Bolsonaro diz ser “impossível governar o Brasil” se câmara derrubar veto de ajuste a servidores

O Senado foi um fator surpresa ao derrubar o veto do presidente

O presidente Jair Bolsonaro afirmou nesta quinta-feira, dia 20, que será “impossível” governar se a Câmara dos Deputados derrubar o veto que impede o reajuste do salário dos servidores públicos.

Enquanto conversava com eleitores na saída do Palácio da Alvorada, Bolsonaro declarou: “Ontem, o Senado derrubou um veto que vai dar um prejuízo de R$ 120 bilhões para o Brasil. Então, eu não posso governar o país. Se esse (a derrubada) veto for mantido na Câmara, é impossível governar o Brasil. É impossível”.

Se o veto for mantido pela Câmara, em votação nesta quinta, a concessão de reajustes a qualquer categoria do serviço público fica proibida até o fim do ano que vem. Se for derrubado, o reajuste não é automático, fica a critério das autoridades competentes.

Registros extraídos:
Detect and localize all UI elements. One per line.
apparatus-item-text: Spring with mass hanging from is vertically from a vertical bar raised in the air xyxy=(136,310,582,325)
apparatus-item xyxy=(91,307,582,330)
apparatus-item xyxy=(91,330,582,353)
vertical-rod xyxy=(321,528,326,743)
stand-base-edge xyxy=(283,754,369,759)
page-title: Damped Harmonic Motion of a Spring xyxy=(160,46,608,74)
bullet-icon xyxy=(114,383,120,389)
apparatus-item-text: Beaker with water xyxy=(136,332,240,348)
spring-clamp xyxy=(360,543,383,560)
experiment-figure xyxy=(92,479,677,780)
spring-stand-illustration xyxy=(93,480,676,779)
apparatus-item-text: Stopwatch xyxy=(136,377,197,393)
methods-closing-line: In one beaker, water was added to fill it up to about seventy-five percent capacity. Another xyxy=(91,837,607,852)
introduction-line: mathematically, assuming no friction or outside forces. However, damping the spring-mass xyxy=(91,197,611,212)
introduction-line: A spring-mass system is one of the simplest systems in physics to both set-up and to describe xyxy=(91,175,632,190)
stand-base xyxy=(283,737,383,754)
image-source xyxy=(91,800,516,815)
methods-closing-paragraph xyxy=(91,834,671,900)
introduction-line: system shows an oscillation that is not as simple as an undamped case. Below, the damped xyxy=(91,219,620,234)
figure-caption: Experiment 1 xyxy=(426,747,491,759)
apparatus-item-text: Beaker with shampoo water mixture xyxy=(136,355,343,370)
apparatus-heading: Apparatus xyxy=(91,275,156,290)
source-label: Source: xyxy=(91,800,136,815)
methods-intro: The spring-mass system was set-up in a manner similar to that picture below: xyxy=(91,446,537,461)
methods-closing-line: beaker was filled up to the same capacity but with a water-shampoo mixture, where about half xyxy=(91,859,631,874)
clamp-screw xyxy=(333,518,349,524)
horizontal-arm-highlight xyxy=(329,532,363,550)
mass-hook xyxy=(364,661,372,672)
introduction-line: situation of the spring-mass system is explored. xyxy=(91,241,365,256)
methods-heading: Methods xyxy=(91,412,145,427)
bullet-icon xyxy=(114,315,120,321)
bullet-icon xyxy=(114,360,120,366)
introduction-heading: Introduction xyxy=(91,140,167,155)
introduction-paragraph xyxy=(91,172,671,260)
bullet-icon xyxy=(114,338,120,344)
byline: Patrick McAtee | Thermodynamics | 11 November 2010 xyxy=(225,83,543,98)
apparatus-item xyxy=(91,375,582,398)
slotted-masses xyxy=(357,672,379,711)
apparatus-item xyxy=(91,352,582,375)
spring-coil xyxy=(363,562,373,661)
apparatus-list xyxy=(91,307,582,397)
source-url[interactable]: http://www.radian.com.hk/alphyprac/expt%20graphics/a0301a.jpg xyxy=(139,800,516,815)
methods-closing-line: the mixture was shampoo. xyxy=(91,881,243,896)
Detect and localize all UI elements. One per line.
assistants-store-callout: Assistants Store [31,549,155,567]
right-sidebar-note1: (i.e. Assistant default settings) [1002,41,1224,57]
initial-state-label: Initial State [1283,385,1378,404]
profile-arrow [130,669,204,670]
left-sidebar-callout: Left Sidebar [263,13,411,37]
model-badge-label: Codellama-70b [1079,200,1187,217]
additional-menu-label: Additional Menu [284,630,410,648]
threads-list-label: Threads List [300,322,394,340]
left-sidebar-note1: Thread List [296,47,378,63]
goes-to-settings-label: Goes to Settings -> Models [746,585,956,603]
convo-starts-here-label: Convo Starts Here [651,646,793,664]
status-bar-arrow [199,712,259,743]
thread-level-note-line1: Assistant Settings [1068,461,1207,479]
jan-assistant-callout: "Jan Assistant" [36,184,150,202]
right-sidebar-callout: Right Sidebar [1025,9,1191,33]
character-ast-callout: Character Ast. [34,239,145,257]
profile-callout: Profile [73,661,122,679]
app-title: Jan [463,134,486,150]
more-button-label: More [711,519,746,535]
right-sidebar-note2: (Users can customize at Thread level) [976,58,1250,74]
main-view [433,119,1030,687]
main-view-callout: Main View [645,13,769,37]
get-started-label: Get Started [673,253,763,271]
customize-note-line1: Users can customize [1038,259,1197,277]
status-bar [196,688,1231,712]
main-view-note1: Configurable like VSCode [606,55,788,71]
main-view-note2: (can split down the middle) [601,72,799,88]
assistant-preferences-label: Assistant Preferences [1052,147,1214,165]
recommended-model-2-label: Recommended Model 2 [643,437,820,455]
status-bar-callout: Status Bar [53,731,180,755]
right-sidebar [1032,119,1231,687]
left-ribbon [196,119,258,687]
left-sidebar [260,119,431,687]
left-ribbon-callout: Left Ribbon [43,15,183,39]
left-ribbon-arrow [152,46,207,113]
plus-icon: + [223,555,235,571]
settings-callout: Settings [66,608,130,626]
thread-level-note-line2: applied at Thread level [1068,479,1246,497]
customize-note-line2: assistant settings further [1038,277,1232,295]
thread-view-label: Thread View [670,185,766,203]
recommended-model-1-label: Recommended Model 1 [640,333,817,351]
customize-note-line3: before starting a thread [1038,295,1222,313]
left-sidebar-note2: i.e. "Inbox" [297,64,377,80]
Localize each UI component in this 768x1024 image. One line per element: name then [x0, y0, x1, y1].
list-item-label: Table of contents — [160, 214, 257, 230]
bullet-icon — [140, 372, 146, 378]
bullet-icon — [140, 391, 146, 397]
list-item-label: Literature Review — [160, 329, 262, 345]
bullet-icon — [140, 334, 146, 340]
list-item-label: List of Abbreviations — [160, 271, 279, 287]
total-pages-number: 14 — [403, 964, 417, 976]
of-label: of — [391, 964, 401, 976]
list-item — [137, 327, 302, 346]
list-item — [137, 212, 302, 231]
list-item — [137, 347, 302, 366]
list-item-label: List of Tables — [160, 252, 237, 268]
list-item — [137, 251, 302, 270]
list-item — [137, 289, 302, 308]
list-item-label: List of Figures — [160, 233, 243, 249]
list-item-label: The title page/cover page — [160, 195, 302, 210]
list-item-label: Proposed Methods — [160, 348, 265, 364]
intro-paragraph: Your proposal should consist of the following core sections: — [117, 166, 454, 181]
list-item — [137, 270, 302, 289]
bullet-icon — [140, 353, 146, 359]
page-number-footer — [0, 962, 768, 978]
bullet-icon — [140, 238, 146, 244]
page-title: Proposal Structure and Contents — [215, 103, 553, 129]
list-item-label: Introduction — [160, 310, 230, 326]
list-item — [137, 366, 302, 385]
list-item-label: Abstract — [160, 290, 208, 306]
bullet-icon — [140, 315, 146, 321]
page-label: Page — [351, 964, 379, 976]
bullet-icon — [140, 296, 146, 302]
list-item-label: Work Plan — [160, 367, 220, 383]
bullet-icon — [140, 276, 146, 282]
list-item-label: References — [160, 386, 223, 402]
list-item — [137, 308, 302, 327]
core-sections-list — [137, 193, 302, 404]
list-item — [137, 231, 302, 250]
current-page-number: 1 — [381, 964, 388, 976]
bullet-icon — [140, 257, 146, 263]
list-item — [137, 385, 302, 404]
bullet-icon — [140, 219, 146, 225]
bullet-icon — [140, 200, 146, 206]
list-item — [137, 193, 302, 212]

O que se pede: Dê continuidade ao texto sobre a fala de Bolsonaro acerca do veto ao reajuste dos servidores, começando logo depois da última frase. Os registros vêm de outra fonte, sem relação com o texto.

Resposta escrita:
O impedimento dos reajustes foi uma contrapartida do governo para aprovar o pacote de socorro de R$ 60 bilhões a estados e municípios, cujos cofres foram abalados pela pandemia.

Ao aprovar o pacote, o Congresso autorizou que governos locais reajustassem salários de funcionários da saúde e da segurança pública que trabalham na “linha de frente” do enfrentamento à Covid-19. Bolsonaro, no entanto, vetou a permissão para reajuste por considerar que a verba enviada não poderia ser desviada para isso.

O ministro da Economia, Paulo Guedes, foi um defensor do veto e criticou a decisão do Senado de derrubá-lo. Rodrigo Maia, presidente da câmara, também disse ser “muito importante” manter o veto de Bolsonaro.